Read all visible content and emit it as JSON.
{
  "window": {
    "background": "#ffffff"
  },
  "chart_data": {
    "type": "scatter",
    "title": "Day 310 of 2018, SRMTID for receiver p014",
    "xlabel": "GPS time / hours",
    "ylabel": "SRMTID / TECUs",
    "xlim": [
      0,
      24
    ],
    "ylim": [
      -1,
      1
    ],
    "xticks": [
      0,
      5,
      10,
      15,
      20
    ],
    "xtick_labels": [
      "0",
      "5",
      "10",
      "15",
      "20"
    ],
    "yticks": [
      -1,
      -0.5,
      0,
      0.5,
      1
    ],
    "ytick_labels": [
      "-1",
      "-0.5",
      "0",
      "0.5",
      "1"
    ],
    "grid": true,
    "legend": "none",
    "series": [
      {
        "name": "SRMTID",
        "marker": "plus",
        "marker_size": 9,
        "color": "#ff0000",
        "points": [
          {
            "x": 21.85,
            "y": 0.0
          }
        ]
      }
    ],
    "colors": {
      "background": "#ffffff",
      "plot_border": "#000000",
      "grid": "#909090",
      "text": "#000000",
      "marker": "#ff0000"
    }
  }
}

:::

Written request:
Work out the number of lines above that include the string "ffffff" and write only that number.

Solution for this exercise:
2